■ Assignment
Your task is to show every line in the listing below that includes "amount".

### Data

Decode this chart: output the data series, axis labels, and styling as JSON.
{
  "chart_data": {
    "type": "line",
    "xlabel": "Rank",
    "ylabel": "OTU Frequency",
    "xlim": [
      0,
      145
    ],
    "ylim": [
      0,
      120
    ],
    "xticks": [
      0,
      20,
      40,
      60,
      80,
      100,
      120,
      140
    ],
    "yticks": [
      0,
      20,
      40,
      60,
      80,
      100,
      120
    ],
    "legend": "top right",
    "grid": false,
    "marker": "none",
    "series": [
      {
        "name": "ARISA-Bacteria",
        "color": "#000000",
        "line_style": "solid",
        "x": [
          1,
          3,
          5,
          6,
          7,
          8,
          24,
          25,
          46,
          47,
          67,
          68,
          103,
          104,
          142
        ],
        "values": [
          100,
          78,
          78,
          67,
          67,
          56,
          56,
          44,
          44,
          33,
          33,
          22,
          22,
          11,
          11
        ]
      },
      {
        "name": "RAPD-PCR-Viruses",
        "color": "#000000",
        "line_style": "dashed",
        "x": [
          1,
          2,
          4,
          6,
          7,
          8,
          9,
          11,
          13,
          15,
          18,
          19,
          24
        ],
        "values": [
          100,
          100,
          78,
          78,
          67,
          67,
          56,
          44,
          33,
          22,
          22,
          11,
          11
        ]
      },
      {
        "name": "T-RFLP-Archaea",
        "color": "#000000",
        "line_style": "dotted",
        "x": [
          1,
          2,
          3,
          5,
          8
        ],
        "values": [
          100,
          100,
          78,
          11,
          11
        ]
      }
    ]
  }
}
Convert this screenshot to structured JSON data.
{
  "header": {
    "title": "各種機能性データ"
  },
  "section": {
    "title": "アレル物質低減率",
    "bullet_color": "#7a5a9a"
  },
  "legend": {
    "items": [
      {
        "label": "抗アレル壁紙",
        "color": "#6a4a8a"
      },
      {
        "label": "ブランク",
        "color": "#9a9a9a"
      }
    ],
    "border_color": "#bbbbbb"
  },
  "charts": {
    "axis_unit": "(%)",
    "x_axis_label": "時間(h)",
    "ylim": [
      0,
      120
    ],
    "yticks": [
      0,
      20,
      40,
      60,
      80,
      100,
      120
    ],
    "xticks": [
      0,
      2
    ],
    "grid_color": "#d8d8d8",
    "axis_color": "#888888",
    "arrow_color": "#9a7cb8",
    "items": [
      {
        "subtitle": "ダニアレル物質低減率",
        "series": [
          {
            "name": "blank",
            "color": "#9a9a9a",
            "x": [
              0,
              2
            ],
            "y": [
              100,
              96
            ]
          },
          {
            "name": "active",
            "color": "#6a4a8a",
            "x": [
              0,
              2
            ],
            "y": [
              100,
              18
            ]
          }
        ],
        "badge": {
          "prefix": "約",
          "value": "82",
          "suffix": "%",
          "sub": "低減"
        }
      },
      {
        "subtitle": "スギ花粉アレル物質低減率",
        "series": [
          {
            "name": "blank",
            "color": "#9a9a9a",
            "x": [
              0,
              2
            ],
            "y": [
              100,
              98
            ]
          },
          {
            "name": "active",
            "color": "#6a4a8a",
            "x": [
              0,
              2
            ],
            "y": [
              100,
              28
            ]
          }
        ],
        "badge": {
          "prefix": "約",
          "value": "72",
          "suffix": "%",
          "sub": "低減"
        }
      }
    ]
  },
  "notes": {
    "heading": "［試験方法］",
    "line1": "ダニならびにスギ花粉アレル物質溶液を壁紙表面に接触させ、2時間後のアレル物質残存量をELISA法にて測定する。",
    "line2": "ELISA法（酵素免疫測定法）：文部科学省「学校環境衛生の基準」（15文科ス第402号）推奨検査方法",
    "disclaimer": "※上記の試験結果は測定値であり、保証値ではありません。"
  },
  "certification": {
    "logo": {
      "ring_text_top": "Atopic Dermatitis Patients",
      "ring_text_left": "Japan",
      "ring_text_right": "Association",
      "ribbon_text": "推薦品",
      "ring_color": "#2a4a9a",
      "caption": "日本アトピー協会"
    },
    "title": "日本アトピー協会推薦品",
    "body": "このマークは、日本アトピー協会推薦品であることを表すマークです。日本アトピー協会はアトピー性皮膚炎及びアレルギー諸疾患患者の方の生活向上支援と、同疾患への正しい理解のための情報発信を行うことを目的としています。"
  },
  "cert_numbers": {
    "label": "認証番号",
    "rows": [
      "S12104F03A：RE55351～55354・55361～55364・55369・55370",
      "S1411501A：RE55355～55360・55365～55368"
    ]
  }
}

######
### Data

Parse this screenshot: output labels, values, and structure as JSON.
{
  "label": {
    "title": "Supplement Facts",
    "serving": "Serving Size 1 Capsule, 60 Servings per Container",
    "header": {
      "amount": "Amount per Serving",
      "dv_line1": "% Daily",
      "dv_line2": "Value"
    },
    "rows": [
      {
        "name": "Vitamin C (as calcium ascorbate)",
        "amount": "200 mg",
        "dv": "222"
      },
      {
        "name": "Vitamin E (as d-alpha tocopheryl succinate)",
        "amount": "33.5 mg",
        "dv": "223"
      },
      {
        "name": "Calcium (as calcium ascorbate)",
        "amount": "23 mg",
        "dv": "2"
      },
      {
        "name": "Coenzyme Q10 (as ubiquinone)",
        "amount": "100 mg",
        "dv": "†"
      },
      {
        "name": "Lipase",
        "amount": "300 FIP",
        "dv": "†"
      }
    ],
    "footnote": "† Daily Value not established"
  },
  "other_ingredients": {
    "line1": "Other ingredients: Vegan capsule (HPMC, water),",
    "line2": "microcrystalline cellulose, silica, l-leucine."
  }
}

######

■ Solution to this exercise
      "amount": "Amount per Serving",
        "amount": "200 mg",
        "amount": "33.5 mg",
        "amount": "23 mg",
        "amount": "100 mg",
        "amount": "300 FIP",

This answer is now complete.